**Aim of the exercise**
Reproduce the entries exactly.

**Recorded data**
━━━━━━━━━━━━━━━━━━━━━━━━━━━━━━

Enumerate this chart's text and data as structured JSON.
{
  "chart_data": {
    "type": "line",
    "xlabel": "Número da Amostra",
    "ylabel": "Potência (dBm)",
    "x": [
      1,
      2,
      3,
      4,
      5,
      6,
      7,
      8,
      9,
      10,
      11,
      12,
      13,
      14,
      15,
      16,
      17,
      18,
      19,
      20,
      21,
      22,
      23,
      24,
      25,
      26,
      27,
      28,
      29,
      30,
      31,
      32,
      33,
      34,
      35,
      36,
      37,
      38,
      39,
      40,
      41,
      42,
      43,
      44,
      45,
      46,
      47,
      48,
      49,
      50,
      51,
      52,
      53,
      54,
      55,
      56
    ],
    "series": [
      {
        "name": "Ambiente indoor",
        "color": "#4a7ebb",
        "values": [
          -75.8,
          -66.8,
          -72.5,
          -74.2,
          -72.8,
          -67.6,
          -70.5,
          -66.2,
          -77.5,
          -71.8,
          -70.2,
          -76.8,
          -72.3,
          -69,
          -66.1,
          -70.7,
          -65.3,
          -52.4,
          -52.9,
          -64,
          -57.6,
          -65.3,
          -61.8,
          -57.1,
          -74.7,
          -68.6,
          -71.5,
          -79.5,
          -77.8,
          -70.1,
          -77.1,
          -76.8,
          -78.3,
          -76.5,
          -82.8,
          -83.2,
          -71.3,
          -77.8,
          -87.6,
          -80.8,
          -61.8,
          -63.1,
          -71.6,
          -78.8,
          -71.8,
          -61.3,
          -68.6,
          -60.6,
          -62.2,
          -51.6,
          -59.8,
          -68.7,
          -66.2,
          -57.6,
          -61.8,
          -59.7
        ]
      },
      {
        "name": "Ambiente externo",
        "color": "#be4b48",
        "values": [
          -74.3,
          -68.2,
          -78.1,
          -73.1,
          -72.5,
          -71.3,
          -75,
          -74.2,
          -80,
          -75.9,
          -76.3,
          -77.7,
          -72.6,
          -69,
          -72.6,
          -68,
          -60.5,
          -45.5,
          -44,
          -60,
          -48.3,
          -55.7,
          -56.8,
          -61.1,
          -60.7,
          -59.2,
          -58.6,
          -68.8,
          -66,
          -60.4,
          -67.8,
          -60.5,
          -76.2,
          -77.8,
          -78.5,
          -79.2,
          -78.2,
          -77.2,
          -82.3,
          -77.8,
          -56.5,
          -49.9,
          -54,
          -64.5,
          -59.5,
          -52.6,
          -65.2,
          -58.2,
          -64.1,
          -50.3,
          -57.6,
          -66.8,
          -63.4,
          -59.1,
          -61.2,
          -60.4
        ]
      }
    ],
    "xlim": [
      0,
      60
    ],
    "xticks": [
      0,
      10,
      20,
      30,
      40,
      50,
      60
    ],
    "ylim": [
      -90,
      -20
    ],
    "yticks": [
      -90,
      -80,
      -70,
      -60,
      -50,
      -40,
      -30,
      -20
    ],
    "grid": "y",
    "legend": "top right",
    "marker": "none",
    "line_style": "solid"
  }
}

━━━━━━━━━━━━━━━━━━━━━━━━━━━━━━

**Answer below**
Enumerate this chart's text and data as structured JSON.
{
  "chart_data": {
    "type": "line",
    "xlabel": "Número da Amostra",
    "ylabel": "Potência (dBm)",
    "x": [
      1,
      2,
      3,
      4,
      5,
      6,
      7,
      8,
      9,
      10,
      11,
      12,
      13,
      14,
      15,
      16,
      17,
      18,
      19,
      20,
      21,
      22,
      23,
      24,
      25,
      26,
      27,
      28,
      29,
      30,
      31,
      32,
      33,
      34,
      35,
      36,
      37,
      38,
      39,
      40,
      41,
      42,
      43,
      44,
      45,
      46,
      47,
      48,
      49,
      50,
      51,
      52,
      53,
      54,
      55,
      56
    ],
    "series": [
      {
        "name": "Ambiente indoor",
        "color": "#4a7ebb",
        "values": [
          -75.8,
          -66.8,
          -72.5,
          -74.2,
          -72.8,
          -67.6,
          -70.5,
          -66.2,
          -77.5,
          -71.8,
          -70.2,
          -76.8,
          -72.3,
          -69,
          -66.1,
          -70.7,
          -65.3,
          -52.4,
          -52.9,
          -64,
          -57.6,
          -65.3,
          -61.8,
          -57.1,
          -74.7,
          -68.6,
          -71.5,
          -79.5,
          -77.8,
          -70.1,
          -77.1,
          -76.8,
          -78.3,
          -76.5,
          -82.8,
          -83.2,
          -71.3,
          -77.8,
          -87.6,
          -80.8,
          -61.8,
          -63.1,
          -71.6,
          -78.8,
          -71.8,
          -61.3,
          -68.6,
          -60.6,
          -62.2,
          -51.6,
          -59.8,
          -68.7,
          -66.2,
          -57.6,
          -61.8,
          -59.7
        ]
      },
      {
        "name": "Ambiente externo",
        "color": "#be4b48",
        "values": [
          -74.3,
          -68.2,
          -78.1,
          -73.1,
          -72.5,
          -71.3,
          -75,
          -74.2,
          -80,
          -75.9,
          -76.3,
          -77.7,
          -72.6,
          -69,
          -72.6,
          -68,
          -60.5,
          -45.5,
          -44,
          -60,
          -48.3,
          -55.7,
          -56.8,
          -61.1,
          -60.7,
          -59.2,
          -58.6,
          -68.8,
          -66,
          -60.4,
          -67.8,
          -60.5,
          -76.2,
          -77.8,
          -78.5,
          -79.2,
          -78.2,
          -77.2,
          -82.3,
          -77.8,
          -56.5,
          -49.9,
          -54,
          -64.5,
          -59.5,
          -52.6,
          -65.2,
          -58.2,
          -64.1,
          -50.3,
          -57.6,
          -66.8,
          -63.4,
          -59.1,
          -61.2,
          -60.4
        ]
      }
    ],
    "xlim": [
      0,
      60
    ],
    "xticks": [
      0,
      10,
      20,
      30,
      40,
      50,
      60
    ],
    "ylim": [
      -90,
      -20
    ],
    "yticks": [
      -90,
      -80,
      -70,
      -60,
      -50,
      -40,
      -30,
      -20
    ],
    "grid": "y",
    "legend": "top right",
    "marker": "none",
    "line_style": "solid"
  }
}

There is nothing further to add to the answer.